YOUR OBJECTIVE: Pick out every line that holds the string "sbrinatori" and copy it.

(Records contained in a dataset)
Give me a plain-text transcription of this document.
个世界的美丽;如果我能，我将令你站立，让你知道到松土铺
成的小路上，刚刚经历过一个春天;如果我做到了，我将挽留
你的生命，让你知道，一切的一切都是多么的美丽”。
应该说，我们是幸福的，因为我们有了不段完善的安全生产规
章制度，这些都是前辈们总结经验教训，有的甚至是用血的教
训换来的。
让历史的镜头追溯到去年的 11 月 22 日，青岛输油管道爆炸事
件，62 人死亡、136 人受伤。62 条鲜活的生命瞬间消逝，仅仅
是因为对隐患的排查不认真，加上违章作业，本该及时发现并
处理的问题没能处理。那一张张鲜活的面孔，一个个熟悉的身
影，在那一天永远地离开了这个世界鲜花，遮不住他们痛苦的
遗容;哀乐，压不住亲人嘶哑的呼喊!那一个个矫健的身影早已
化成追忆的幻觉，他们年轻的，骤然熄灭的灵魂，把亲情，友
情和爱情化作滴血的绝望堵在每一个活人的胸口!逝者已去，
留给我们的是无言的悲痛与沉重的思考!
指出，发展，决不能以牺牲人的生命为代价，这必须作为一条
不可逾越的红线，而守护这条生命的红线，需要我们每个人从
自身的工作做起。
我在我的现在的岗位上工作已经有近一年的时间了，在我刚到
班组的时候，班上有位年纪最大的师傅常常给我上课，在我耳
---
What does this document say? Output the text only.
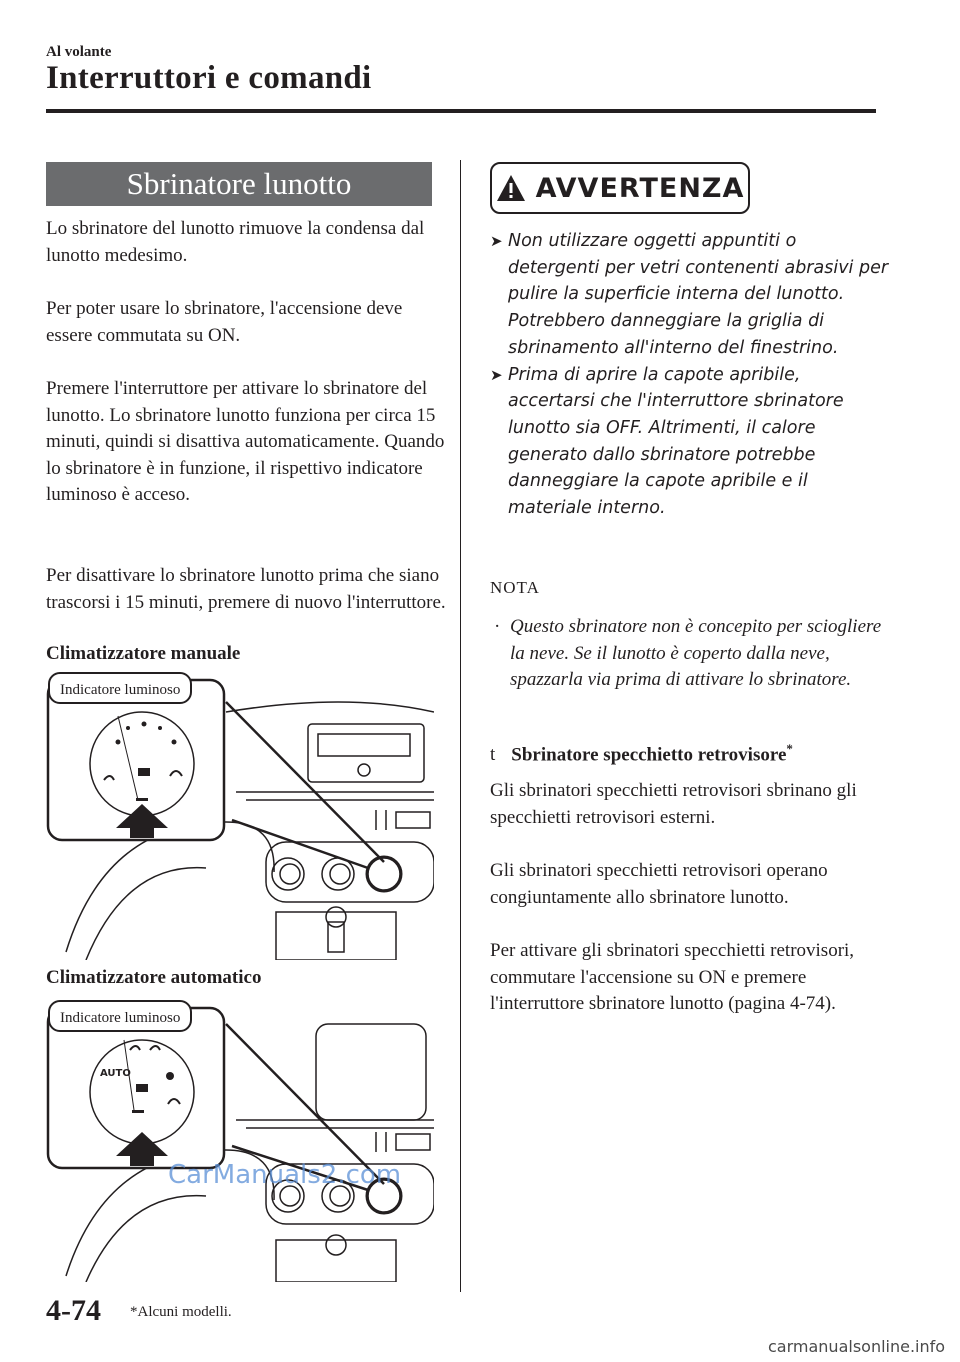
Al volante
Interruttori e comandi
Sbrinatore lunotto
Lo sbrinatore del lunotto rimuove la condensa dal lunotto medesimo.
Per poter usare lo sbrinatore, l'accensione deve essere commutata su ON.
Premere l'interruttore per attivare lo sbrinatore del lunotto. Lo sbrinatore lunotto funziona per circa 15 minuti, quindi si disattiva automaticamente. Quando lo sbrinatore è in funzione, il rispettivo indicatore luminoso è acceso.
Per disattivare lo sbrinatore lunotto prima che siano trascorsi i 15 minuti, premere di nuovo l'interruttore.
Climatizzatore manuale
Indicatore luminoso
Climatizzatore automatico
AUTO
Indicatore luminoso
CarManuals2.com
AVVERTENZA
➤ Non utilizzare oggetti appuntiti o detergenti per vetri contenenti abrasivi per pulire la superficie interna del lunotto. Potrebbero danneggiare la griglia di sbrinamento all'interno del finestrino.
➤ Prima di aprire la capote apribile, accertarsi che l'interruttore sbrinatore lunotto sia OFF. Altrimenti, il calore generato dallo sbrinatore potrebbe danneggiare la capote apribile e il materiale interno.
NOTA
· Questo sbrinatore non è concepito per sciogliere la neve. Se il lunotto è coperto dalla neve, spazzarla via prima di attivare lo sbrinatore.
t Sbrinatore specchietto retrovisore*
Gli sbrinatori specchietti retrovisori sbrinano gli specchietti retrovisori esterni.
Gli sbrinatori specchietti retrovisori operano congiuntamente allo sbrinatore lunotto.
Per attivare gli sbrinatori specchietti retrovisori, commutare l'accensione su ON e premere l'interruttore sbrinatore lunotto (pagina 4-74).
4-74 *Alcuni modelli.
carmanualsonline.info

REPLY:
Gli sbrinatori specchietti retrovisori sbrinano gli specchietti retrovisori esterni.
Gli sbrinatori specchietti retrovisori operano congiuntamente allo sbrinatore lunotto.
Per attivare gli sbrinatori specchietti retrovisori, commutare l'accensione su ON e premere l'interruttore sbrinatore lunotto (pagina 4-74).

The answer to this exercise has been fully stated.